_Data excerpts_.
---------------
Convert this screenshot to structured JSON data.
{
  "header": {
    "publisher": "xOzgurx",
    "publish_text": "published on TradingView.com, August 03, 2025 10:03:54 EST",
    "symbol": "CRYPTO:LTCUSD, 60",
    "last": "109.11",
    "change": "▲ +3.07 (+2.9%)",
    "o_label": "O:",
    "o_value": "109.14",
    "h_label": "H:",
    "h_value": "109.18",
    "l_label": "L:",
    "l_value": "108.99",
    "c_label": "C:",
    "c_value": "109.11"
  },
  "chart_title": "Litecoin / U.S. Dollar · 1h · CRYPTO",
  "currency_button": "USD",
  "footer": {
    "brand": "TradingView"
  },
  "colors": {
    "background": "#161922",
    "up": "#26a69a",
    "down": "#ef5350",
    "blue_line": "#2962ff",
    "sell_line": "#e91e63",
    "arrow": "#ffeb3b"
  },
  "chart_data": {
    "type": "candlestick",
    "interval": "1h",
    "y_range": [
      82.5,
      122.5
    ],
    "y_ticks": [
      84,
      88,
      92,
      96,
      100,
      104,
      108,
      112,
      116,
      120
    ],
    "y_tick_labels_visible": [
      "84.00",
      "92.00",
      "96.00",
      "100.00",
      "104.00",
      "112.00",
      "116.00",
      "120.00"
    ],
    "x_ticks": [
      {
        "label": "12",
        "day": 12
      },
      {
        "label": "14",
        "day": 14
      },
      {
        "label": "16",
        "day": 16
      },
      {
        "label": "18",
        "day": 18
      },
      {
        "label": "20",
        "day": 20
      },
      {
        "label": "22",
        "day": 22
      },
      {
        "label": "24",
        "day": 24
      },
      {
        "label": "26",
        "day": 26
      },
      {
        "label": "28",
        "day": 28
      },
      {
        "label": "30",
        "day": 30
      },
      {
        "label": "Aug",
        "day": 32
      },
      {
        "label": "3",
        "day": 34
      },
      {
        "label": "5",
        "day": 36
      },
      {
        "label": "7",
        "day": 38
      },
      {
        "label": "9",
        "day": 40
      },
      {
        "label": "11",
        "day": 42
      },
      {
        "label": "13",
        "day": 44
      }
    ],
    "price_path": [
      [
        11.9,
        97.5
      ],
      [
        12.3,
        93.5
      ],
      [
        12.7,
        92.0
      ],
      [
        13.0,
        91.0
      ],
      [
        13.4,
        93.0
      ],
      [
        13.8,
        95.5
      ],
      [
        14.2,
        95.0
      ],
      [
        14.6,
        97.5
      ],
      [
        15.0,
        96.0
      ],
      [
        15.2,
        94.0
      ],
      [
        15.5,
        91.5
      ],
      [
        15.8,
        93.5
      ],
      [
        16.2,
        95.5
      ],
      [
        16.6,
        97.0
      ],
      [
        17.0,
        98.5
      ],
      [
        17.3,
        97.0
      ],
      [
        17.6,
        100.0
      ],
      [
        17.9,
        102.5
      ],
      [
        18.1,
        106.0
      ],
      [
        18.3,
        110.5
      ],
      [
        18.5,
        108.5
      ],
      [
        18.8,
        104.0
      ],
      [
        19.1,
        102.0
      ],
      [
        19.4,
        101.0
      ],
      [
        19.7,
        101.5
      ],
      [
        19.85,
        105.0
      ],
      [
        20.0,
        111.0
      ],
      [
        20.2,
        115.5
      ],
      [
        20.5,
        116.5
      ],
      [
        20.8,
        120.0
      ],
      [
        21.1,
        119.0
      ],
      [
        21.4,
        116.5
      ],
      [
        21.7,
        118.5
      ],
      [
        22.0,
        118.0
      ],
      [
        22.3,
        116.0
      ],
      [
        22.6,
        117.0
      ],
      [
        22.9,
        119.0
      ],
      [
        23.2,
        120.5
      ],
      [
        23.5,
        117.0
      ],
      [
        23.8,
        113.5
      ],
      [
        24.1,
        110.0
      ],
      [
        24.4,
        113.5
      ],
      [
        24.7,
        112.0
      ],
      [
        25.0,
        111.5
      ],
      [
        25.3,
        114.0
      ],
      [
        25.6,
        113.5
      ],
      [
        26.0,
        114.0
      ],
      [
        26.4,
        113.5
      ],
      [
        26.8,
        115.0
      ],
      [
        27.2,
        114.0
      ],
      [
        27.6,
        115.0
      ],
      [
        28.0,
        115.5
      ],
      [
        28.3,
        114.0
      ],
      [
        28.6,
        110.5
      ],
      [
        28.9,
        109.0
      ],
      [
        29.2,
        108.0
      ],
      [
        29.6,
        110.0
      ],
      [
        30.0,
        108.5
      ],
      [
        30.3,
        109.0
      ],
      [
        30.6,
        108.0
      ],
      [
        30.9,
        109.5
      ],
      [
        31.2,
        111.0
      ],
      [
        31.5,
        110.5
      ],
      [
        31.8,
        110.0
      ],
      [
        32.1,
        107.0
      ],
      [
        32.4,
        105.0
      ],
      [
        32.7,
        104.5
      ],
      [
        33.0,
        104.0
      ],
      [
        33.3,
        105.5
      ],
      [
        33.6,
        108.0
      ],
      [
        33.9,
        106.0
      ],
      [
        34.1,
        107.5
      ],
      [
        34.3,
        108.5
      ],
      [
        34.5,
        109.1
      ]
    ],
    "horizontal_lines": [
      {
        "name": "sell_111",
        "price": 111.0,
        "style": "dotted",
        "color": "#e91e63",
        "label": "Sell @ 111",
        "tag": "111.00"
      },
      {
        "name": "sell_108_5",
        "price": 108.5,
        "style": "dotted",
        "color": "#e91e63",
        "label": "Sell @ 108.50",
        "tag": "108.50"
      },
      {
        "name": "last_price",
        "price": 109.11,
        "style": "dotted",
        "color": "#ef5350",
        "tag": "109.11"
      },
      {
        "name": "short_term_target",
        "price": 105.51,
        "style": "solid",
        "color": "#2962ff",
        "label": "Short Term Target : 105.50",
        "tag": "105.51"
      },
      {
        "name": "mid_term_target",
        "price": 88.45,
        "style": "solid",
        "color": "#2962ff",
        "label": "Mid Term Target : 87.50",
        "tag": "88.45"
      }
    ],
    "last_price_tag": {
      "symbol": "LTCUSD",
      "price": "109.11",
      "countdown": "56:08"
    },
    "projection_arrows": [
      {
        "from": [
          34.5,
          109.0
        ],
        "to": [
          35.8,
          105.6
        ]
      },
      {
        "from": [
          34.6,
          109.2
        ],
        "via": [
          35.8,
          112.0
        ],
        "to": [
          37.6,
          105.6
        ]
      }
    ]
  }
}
---------------
_Aim of the task_. Output the records exactly, including every line.

_Answer below_.
Convert this screenshot to structured JSON data.
{
  "header": {
    "publisher": "xOzgurx",
    "publish_text": "published on TradingView.com, August 03, 2025 10:03:54 EST",
    "symbol": "CRYPTO:LTCUSD, 60",
    "last": "109.11",
    "change": "▲ +3.07 (+2.9%)",
    "o_label": "O:",
    "o_value": "109.14",
    "h_label": "H:",
    "h_value": "109.18",
    "l_label": "L:",
    "l_value": "108.99",
    "c_label": "C:",
    "c_value": "109.11"
  },
  "chart_title": "Litecoin / U.S. Dollar · 1h · CRYPTO",
  "currency_button": "USD",
  "footer": {
    "brand": "TradingView"
  },
  "colors": {
    "background": "#161922",
    "up": "#26a69a",
    "down": "#ef5350",
    "blue_line": "#2962ff",
    "sell_line": "#e91e63",
    "arrow": "#ffeb3b"
  },
  "chart_data": {
    "type": "candlestick",
    "interval": "1h",
    "y_range": [
      82.5,
      122.5
    ],
    "y_ticks": [
      84,
      88,
      92,
      96,
      100,
      104,
      108,
      112,
      116,
      120
    ],
    "y_tick_labels_visible": [
      "84.00",
      "92.00",
      "96.00",
      "100.00",
      "104.00",
      "112.00",
      "116.00",
      "120.00"
    ],
    "x_ticks": [
      {
        "label": "12",
        "day": 12
      },
      {
        "label": "14",
        "day": 14
      },
      {
        "label": "16",
        "day": 16
      },
      {
        "label": "18",
        "day": 18
      },
      {
        "label": "20",
        "day": 20
      },
      {
        "label": "22",
        "day": 22
      },
      {
        "label": "24",
        "day": 24
      },
      {
        "label": "26",
        "day": 26
      },
      {
        "label": "28",
        "day": 28
      },
      {
        "label": "30",
        "day": 30
      },
      {
        "label": "Aug",
        "day": 32
      },
      {
        "label": "3",
        "day": 34
      },
      {
        "label": "5",
        "day": 36
      },
      {
        "label": "7",
        "day": 38
      },
      {
        "label": "9",
        "day": 40
      },
      {
        "label": "11",
        "day": 42
      },
      {
        "label": "13",
        "day": 44
      }
    ],
    "price_path": [
      [
        11.9,
        97.5
      ],
      [
        12.3,
        93.5
      ],
      [
        12.7,
        92.0
      ],
      [
        13.0,
        91.0
      ],
      [
        13.4,
        93.0
      ],
      [
        13.8,
        95.5
      ],
      [
        14.2,
        95.0
      ],
      [
        14.6,
        97.5
      ],
      [
        15.0,
        96.0
      ],
      [
        15.2,
        94.0
      ],
      [
        15.5,
        91.5
      ],
      [
        15.8,
        93.5
      ],
      [
        16.2,
        95.5
      ],
      [
        16.6,
        97.0
      ],
      [
        17.0,
        98.5
      ],
      [
        17.3,
        97.0
      ],
      [
        17.6,
        100.0
      ],
      [
        17.9,
        102.5
      ],
      [
        18.1,
        106.0
      ],
      [
        18.3,
        110.5
      ],
      [
        18.5,
        108.5
      ],
      [
        18.8,
        104.0
      ],
      [
        19.1,
        102.0
      ],
      [
        19.4,
        101.0
      ],
      [
        19.7,
        101.5
      ],
      [
        19.85,
        105.0
      ],
      [
        20.0,
        111.0
      ],
      [
        20.2,
        115.5
      ],
      [
        20.5,
        116.5
      ],
      [
        20.8,
        120.0
      ],
      [
        21.1,
        119.0
      ],
      [
        21.4,
        116.5
      ],
      [
        21.7,
        118.5
      ],
      [
        22.0,
        118.0
      ],
      [
        22.3,
        116.0
      ],
      [
        22.6,
        117.0
      ],
      [
        22.9,
        119.0
      ],
      [
        23.2,
        120.5
      ],
      [
        23.5,
        117.0
      ],
      [
        23.8,
        113.5
      ],
      [
        24.1,
        110.0
      ],
      [
        24.4,
        113.5
      ],
      [
        24.7,
        112.0
      ],
      [
        25.0,
        111.5
      ],
      [
        25.3,
        114.0
      ],
      [
        25.6,
        113.5
      ],
      [
        26.0,
        114.0
      ],
      [
        26.4,
        113.5
      ],
      [
        26.8,
        115.0
      ],
      [
        27.2,
        114.0
      ],
      [
        27.6,
        115.0
      ],
      [
        28.0,
        115.5
      ],
      [
        28.3,
        114.0
      ],
      [
        28.6,
        110.5
      ],
      [
        28.9,
        109.0
      ],
      [
        29.2,
        108.0
      ],
      [
        29.6,
        110.0
      ],
      [
        30.0,
        108.5
      ],
      [
        30.3,
        109.0
      ],
      [
        30.6,
        108.0
      ],
      [
        30.9,
        109.5
      ],
      [
        31.2,
        111.0
      ],
      [
        31.5,
        110.5
      ],
      [
        31.8,
        110.0
      ],
      [
        32.1,
        107.0
      ],
      [
        32.4,
        105.0
      ],
      [
        32.7,
        104.5
      ],
      [
        33.0,
        104.0
      ],
      [
        33.3,
        105.5
      ],
      [
        33.6,
        108.0
      ],
      [
        33.9,
        106.0
      ],
      [
        34.1,
        107.5
      ],
      [
        34.3,
        108.5
      ],
      [
        34.5,
        109.1
      ]
    ],
    "horizontal_lines": [
      {
        "name": "sell_111",
        "price": 111.0,
        "style": "dotted",
        "color": "#e91e63",
        "label": "Sell @ 111",
        "tag": "111.00"
      },
      {
        "name": "sell_108_5",
        "price": 108.5,
        "style": "dotted",
        "color": "#e91e63",
        "label": "Sell @ 108.50",
        "tag": "108.50"
      },
      {
        "name": "last_price",
        "price": 109.11,
        "style": "dotted",
        "color": "#ef5350",
        "tag": "109.11"
      },
      {
        "name": "short_term_target",
        "price": 105.51,
        "style": "solid",
        "color": "#2962ff",
        "label": "Short Term Target : 105.50",
        "tag": "105.51"
      },
      {
        "name": "mid_term_target",
        "price": 88.45,
        "style": "solid",
        "color": "#2962ff",
        "label": "Mid Term Target : 87.50",
        "tag": "88.45"
      }
    ],
    "last_price_tag": {
      "symbol": "LTCUSD",
      "price": "109.11",
      "countdown": "56:08"
    },
    "projection_arrows": [
      {
        "from": [
          34.5,
          109.0
        ],
        "to": [
          35.8,
          105.6
        ]
      },
      {
        "from": [
          34.6,
          109.2
        ],
        "via": [
          35.8,
          112.0
        ],
        "to": [
          37.6,
          105.6
        ]
      }
    ]
  }
}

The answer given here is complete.